>> START SUPPLIED TEXT

If Hereafter‘s a success, we could see it in a cinema soon, and could also serve as the pilot for a television series. And if you’re feeling both financially flush and energetic, a pledge of £500 or more gets you a parkour lesson and some martial arts training.
A Hat In Time
If The NES Club project left you all misty-eyed with nostalgia, you may also like this proposed game from the Danish indie developer, Gears for Breakfast. Called A Hat In Time, it’s a PC and Mac 3D platformer that pays homage to such Nintendo 64-era gems as Banjo Kazooie, Ocarina Of Time and Mario 64. Even at this early stage, the game looks solidly built, with some charming, colourful character and landscape designs, and a pleasingly breezy approach to collecting items and hitting things. It’s also hard not to warm to a game whose villainess is called Moustache Girl.
The reward for backing A Hat In Time are surprisingly generous, too. Pledging $10 gets you a digital copy of the game, which really isn’t a bad deal at all. Higher pledges will furnish you with extra trinkets such as postcards, buttons and T-shirts, though sadly, you can’t net yourself a proper, physical hat or stick-on moustache to wear while playing the game or doing the hoovering. Shame.
To end this week’s crowdfunding post on an extra dark and ominous note, we’ve chosen this IndieGoGo project called Vilsen. A gritty Swedish action thriller, it has grim, occult overtones, and in spite of its low budget, looks as handsomely bleak as hit shows like The Killing or Spiral.
Set in Gothenberg, where a string of grisly murders have taken place, it’s about a detective on the trail of the murderer, and trying to find their link to some sort of devilish cult. A third of the film’s already shot, and the glimpses we’ve seen look extremely good.
Director Rasmus Tirzitis is looking for €5,800 to get his project finished, and we’re intrigued to see what secrets the movie holds; the concept art on its funding page depicts riots in the streets, horrible underground chambers, and scary cult members standing around in hooded white robes. “When the sixth light is lit, humanity will forever fumble in the darkness,” a caption reads. Spooky.

>> END SUPPLIED TEXT
>> START DATASET EXCERPTS

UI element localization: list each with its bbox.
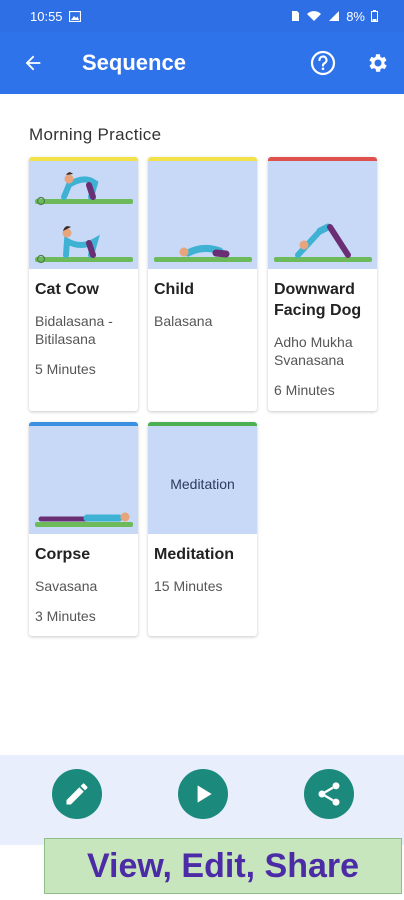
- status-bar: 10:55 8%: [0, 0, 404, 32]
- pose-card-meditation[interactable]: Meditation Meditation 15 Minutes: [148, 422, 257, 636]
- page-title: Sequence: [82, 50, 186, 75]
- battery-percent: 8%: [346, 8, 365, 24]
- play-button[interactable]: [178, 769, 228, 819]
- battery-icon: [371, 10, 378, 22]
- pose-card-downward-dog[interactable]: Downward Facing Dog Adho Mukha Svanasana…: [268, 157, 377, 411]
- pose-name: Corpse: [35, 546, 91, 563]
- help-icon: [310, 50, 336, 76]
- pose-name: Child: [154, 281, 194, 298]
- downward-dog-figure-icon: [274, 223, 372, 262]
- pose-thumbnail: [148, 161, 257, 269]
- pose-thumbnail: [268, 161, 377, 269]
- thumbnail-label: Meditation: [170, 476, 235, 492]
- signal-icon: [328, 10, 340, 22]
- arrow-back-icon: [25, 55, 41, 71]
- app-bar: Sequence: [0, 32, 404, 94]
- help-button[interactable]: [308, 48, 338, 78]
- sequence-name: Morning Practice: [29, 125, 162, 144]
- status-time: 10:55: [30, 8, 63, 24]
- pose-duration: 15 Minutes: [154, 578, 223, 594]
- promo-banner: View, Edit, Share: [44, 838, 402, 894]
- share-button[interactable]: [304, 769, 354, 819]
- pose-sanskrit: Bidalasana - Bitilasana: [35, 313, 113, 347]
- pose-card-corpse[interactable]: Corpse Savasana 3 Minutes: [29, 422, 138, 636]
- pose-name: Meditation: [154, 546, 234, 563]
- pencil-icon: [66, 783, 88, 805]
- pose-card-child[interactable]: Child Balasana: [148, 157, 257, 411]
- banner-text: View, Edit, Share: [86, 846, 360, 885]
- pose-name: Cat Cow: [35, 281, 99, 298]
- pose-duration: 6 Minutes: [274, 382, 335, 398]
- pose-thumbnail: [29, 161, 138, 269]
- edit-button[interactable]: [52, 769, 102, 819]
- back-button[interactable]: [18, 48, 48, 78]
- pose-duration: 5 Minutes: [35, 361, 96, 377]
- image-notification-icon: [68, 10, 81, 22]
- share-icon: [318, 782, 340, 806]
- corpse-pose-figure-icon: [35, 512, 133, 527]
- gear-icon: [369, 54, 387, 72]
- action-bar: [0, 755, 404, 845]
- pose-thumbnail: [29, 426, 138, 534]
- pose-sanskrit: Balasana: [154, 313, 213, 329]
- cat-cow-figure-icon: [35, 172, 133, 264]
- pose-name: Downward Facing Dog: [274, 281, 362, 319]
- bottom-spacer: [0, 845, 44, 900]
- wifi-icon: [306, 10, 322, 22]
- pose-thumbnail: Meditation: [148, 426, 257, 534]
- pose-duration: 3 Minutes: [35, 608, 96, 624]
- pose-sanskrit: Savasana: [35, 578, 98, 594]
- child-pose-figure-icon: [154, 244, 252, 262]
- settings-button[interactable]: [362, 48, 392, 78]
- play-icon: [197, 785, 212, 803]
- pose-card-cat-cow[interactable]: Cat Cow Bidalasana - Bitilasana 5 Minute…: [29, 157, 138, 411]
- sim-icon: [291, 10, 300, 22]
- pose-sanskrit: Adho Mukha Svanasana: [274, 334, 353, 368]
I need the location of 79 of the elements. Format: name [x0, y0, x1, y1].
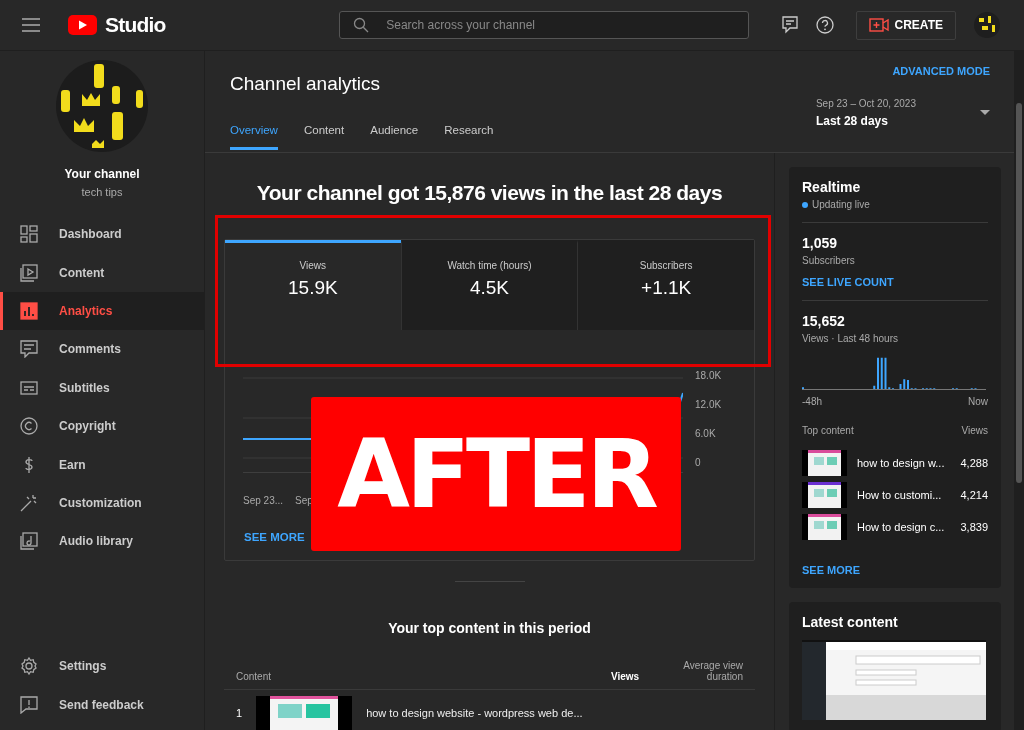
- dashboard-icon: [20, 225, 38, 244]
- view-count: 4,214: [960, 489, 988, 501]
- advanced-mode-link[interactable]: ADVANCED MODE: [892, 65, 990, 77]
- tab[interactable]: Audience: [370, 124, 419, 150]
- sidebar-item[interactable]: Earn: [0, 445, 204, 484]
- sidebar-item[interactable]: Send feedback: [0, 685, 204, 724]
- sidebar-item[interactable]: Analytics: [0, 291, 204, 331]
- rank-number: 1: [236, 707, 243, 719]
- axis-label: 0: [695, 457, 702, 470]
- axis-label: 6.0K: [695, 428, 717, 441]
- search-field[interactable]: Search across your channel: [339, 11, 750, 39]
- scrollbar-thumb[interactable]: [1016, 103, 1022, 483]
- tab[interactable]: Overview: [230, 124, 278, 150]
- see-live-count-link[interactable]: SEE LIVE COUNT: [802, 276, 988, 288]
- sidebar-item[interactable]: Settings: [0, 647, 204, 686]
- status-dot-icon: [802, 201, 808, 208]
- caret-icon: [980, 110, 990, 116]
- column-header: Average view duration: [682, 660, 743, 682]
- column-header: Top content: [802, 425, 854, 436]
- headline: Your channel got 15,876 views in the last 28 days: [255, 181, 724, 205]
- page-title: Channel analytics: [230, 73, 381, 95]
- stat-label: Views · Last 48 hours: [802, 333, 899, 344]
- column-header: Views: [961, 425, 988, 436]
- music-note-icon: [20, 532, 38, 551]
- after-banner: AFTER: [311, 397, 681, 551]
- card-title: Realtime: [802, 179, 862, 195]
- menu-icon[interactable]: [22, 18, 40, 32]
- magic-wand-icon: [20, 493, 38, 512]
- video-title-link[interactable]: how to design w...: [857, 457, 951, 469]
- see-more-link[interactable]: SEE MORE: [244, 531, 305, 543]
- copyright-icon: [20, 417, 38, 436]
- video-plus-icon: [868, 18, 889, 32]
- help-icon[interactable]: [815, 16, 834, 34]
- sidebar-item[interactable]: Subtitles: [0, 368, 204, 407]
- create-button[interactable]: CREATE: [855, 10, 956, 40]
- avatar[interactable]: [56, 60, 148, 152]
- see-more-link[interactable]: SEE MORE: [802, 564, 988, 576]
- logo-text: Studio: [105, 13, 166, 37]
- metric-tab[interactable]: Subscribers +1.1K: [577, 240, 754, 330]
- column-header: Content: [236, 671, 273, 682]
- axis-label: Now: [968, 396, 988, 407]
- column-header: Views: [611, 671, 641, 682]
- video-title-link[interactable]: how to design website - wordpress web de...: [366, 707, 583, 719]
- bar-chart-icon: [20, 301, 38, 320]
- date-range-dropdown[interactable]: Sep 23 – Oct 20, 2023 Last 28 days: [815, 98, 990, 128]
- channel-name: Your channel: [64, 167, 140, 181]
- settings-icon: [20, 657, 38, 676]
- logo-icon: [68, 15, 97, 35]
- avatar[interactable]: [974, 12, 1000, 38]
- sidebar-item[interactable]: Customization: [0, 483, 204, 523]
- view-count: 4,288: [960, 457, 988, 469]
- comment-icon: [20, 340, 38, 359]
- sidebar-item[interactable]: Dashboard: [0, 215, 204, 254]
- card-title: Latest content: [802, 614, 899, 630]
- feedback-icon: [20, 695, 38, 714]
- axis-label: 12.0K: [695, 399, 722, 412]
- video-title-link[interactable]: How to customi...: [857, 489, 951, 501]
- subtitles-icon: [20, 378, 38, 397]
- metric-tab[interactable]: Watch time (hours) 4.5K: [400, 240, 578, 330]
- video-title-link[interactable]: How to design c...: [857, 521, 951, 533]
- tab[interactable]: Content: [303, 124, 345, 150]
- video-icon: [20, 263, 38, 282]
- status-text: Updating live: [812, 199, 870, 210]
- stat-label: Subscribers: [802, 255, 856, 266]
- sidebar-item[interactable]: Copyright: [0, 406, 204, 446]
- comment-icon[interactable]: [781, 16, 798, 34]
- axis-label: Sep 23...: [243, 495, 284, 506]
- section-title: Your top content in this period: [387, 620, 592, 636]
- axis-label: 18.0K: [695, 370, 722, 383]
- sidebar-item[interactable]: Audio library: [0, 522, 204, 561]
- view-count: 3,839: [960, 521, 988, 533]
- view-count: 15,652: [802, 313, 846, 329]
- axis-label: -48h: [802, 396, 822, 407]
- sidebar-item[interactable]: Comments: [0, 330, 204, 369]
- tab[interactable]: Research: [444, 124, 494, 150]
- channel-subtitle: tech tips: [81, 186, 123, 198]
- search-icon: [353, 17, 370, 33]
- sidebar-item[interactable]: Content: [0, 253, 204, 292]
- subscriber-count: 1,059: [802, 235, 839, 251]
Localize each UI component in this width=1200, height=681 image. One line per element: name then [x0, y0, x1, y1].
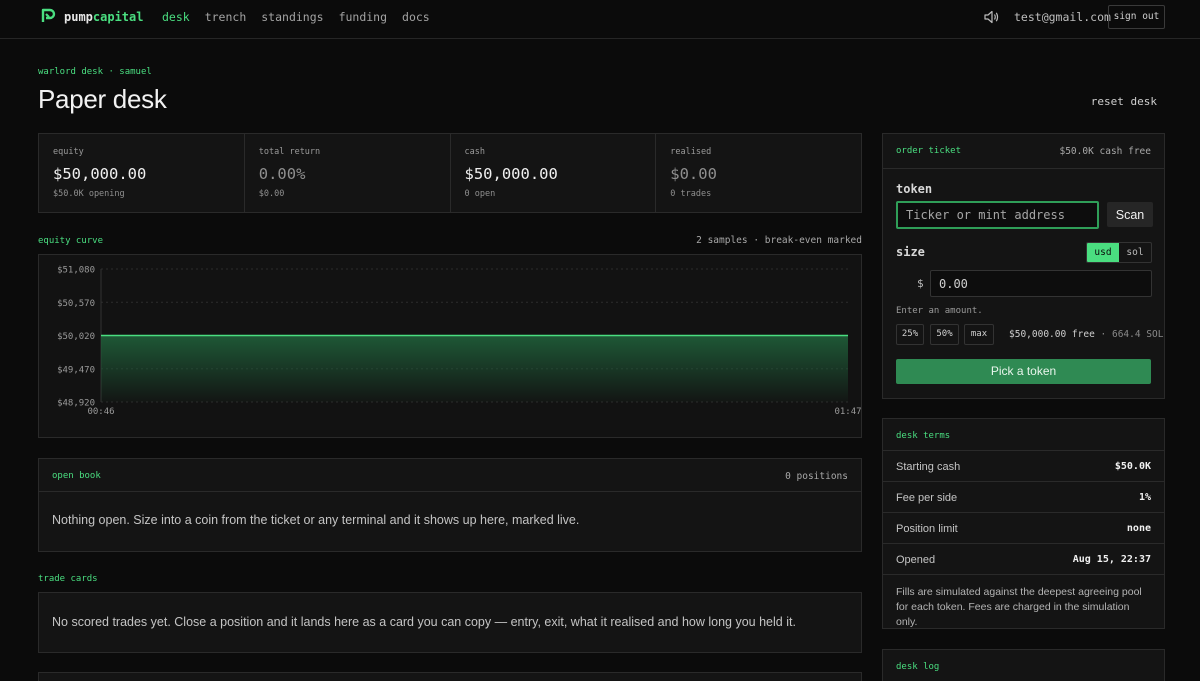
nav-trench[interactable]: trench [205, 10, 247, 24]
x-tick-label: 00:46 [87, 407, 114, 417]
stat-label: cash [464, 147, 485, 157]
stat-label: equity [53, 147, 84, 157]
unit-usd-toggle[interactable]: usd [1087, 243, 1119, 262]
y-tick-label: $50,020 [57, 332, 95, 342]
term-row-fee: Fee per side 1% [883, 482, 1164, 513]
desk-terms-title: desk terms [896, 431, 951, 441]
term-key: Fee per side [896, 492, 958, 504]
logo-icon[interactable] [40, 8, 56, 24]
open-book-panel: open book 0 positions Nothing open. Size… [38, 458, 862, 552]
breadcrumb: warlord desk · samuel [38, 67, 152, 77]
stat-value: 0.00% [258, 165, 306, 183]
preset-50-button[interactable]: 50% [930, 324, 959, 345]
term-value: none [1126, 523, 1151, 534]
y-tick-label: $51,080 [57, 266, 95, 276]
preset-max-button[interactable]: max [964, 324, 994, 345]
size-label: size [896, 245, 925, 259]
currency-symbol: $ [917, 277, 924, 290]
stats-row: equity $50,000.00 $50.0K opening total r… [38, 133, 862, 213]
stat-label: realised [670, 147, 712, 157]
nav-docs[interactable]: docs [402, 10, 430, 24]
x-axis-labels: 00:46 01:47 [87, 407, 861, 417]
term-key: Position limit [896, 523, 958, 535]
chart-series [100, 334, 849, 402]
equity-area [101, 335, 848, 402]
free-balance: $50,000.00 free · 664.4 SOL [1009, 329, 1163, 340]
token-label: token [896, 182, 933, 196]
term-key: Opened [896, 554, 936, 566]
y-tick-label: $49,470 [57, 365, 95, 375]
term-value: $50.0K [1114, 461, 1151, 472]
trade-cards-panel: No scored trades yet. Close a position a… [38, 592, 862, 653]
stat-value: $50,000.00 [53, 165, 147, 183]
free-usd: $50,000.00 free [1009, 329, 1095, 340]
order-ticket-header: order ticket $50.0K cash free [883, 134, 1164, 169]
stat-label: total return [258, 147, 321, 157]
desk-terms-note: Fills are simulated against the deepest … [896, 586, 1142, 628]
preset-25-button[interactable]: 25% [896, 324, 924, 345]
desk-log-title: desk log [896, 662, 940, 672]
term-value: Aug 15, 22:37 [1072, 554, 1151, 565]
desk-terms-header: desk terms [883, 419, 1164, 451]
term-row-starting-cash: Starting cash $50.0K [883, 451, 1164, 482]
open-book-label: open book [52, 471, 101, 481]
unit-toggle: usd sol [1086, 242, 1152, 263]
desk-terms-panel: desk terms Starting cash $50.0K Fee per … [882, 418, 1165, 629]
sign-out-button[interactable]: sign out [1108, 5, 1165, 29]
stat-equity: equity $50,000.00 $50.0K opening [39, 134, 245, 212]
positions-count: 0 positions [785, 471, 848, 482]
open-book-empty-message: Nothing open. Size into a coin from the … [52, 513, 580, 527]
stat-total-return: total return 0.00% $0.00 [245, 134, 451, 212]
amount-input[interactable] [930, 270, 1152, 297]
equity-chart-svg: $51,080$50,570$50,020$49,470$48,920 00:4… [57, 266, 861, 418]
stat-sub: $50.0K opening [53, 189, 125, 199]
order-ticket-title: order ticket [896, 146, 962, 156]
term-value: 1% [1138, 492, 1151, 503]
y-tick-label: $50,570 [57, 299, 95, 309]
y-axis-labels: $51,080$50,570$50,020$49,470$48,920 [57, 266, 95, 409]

>> END DATASET EXCERPTS

### STATED GOAL:
Answer these questions from the crowdfunding roundup, one line each:
1. What does a pledge of £500 or more to Hereafter get a backer?
2. Which developer is proposing A Hat In Time?
3. In which city is Vilsen set?
The rows have no connection to the crowdfunding roundup.

### FINAL RESULT:
1. A parkour lesson and some martial arts training.
2. Gears for Breakfast, a Danish indie developer.
3. Gothenberg.